Direction> Using the listing below, select the lines with the word "name" and copy them.

↓

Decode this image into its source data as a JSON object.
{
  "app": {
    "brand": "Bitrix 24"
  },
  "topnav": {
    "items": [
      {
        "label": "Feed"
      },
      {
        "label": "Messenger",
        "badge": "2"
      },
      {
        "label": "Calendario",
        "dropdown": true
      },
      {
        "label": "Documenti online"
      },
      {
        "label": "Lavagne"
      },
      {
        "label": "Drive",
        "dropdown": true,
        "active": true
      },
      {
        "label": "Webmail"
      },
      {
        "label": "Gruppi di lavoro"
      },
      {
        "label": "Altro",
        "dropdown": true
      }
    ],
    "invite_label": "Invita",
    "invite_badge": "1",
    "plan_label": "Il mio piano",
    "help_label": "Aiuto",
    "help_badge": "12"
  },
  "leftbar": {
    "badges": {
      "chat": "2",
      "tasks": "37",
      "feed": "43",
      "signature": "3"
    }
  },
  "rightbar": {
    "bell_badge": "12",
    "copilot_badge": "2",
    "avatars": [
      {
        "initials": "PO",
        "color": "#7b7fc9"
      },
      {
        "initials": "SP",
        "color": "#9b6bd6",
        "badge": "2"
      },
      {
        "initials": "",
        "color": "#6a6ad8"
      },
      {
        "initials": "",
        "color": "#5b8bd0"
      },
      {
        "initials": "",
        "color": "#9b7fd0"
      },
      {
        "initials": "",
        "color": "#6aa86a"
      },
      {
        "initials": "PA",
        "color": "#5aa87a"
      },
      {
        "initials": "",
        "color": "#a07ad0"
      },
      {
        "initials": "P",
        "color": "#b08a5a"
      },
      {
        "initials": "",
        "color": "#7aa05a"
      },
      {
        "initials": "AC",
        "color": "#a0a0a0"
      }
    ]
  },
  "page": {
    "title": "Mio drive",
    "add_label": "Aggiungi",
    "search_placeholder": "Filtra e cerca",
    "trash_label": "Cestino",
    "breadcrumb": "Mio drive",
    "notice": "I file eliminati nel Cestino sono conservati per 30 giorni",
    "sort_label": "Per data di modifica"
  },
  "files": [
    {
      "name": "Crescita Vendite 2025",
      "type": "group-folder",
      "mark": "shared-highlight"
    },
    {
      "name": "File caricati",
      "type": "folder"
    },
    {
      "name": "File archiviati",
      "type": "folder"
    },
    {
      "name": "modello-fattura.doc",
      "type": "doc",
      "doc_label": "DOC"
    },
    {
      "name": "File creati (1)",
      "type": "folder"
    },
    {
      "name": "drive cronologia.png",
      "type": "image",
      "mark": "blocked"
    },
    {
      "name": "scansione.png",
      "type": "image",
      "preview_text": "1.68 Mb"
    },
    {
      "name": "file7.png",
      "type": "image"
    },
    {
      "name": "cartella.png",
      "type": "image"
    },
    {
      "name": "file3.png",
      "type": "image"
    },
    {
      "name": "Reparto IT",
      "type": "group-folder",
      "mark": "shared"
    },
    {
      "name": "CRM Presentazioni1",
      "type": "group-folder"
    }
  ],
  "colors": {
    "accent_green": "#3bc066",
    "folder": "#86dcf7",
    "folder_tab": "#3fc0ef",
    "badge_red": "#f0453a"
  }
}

↑

Exercise result>
      "name": "Crescita Vendite 2025",
      "name": "File caricati",
      "name": "File archiviati",
      "name": "modello-fattura.doc",
      "name": "File creati (1)",
      "name": "drive cronologia.png",
      "name": "scansione.png",
      "name": "file7.png",
      "name": "cartella.png",
      "name": "file3.png",
      "name": "Reparto IT",
      "name": "CRM Presentazioni1",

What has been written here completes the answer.